Report, as a bare number, how many lines of the material below contain the word "有人曾说世界上只有两种动物能到达金字塔顶".

---+---

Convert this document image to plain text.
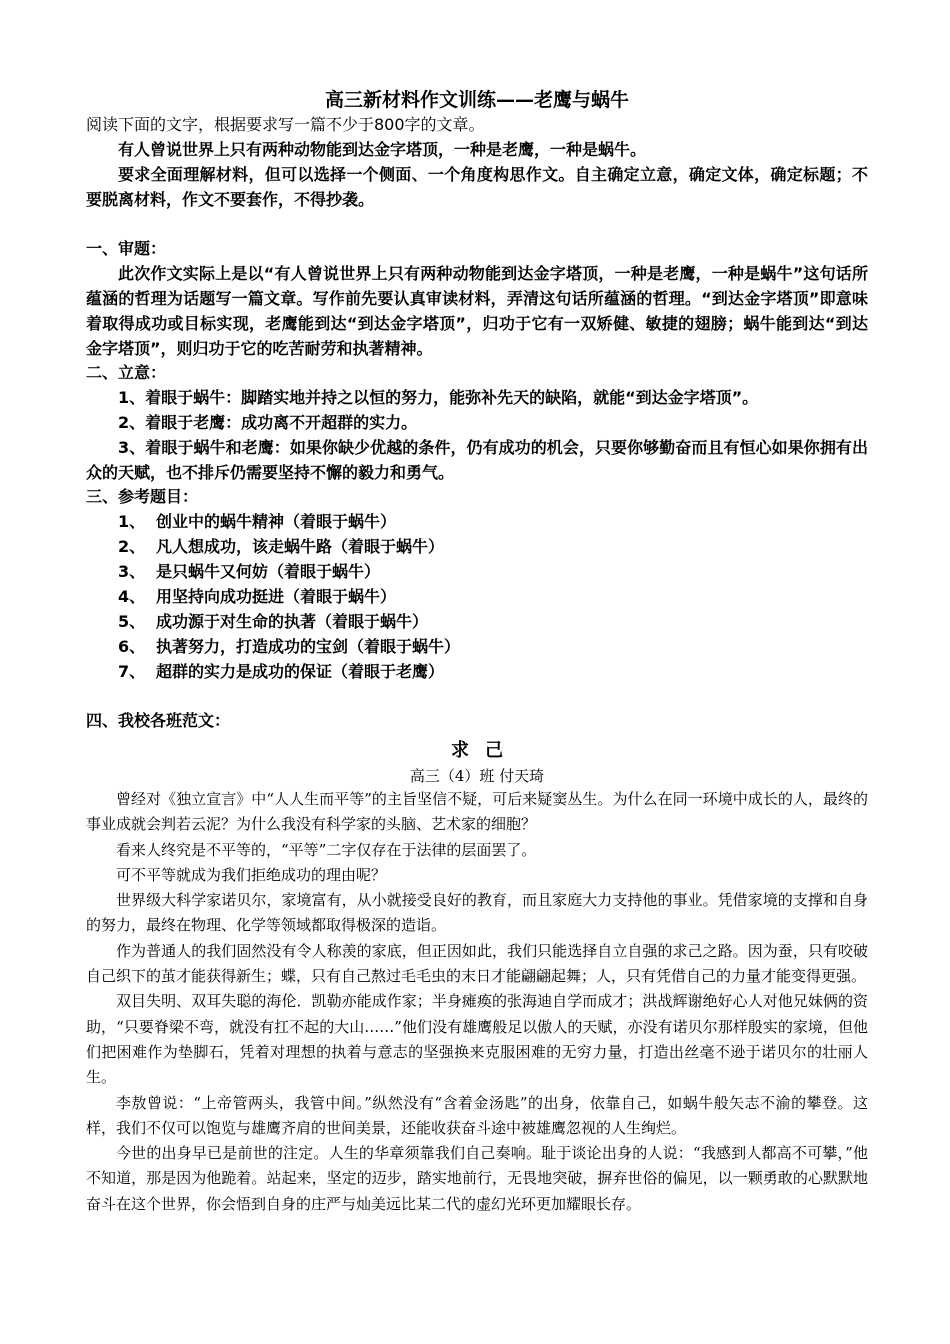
高三新材料作文训练——老鹰与蜗牛

阅读下面的文字，根据要求写一篇不少于800字的文章。

有人曾说世界上只有两种动物能到达金字塔顶，一种是老鹰，一种是蜗牛。

要求全面理解材料，但可以选择一个侧面、一个角度构思作文。自主确定立意，确定文体，确定标题；不要脱离材料，作文不要套作，不得抄袭。

一、审题：

此次作文实际上是以“有人曾说世界上只有两种动物能到达金字塔顶，一种是老鹰，一种是蜗牛”这句话所蕴涵的哲理为话题写一篇文章。写作前先要认真审读材料，弄清这句话所蕴涵的哲理。“到达金字塔顶”即意味着取得成功或目标实现，老鹰能到达“到达金字塔顶”，归功于它有一双矫健、敏捷的翅膀；蜗牛能到达“到达金字塔顶”，则归功于它的吃苦耐劳和执著精神。

二、立意：

1、着眼于蜗牛：脚踏实地并持之以恒的努力，能弥补先天的缺陷，就能“到达金字塔顶”。

2、着眼于老鹰：成功离不开超群的实力。

3、着眼于蜗牛和老鹰：如果你缺少优越的条件，仍有成功的机会，只要你够勤奋而且有恒心如果你拥有出众的天赋，也不排斥仍需要坚持不懈的毅力和勇气。

三、参考题目：

1、 创业中的蜗牛精神（着眼于蜗牛）
2、 凡人想成功，该走蜗牛路（着眼于蜗牛）
3、 是只蜗牛又何妨（着眼于蜗牛）
4、 用坚持向成功挺进（着眼于蜗牛）
5、 成功源于对生命的执著（着眼于蜗牛）
6、 执著努力，打造成功的宝剑（着眼于蜗牛）
7、 超群的实力是成功的保证（着眼于老鹰）

四、我校各班范文：

求己
高三（4）班 付天琦

曾经对《独立宣言》中“人人生而平等”的主旨坚信不疑，可后来疑窦丛生。为什么在同一环境中成长的人，最终的事业成就会判若云泥？为什么我没有科学家的头脑、艺术家的细胞？

看来人终究是不平等的，“平等”二字仅存在于法律的层面罢了。

可不平等就成为我们拒绝成功的理由呢？

世界级大科学家诺贝尔，家境富有，从小就接受良好的教育，而且家庭大力支持他的事业。凭借家境的支撑和自身的努力，最终在物理、化学等领域都取得极深的造诣。

作为普通人的我们固然没有令人称羡的家底，但正因如此，我们只能选择自立自强的求己之路。因为蚕，只有咬破自己织下的茧才能获得新生；蝶，只有自己熬过毛毛虫的末日才能翩翩起舞；人，只有凭借自己的力量才能变得更强。

双目失明、双耳失聪的海伦．凯勒亦能成作家；半身瘫痪的张海迪自学而成才；洪战辉谢绝好心人对他兄妹俩的资助，“只要脊梁不弯，就没有扛不起的大山……”他们没有雄鹰般足以傲人的天赋，亦没有诺贝尔那样殷实的家境，但他们把困难作为垫脚石，凭着对理想的执着与意志的坚强换来克服困难的无穷力量，打造出丝毫不逊于诺贝尔的壮丽人生。

李敖曾说：“上帝管两头，我管中间。”纵然没有“含着金汤匙”的出身，依靠自己，如蜗牛般矢志不渝的攀登。这样，我们不仅可以饱览与雄鹰齐肩的世间美景，还能收获奋斗途中被雄鹰忽视的人生绚烂。

今世的出身早已是前世的注定。人生的华章须靠我们自己奏响。耻于谈论出身的人说：“我感到人都高不可攀，”他不知道，那是因为他跪着。站起来，坚定的迈步，踏实地前行，无畏地突破，摒弃世俗的偏见，以一颗勇敢的心默默地奋斗在这个世界，你会悟到自身的庄严与灿美远比某二代的虚幻光环更加耀眼长存。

---+---

» **Worked answer**: 2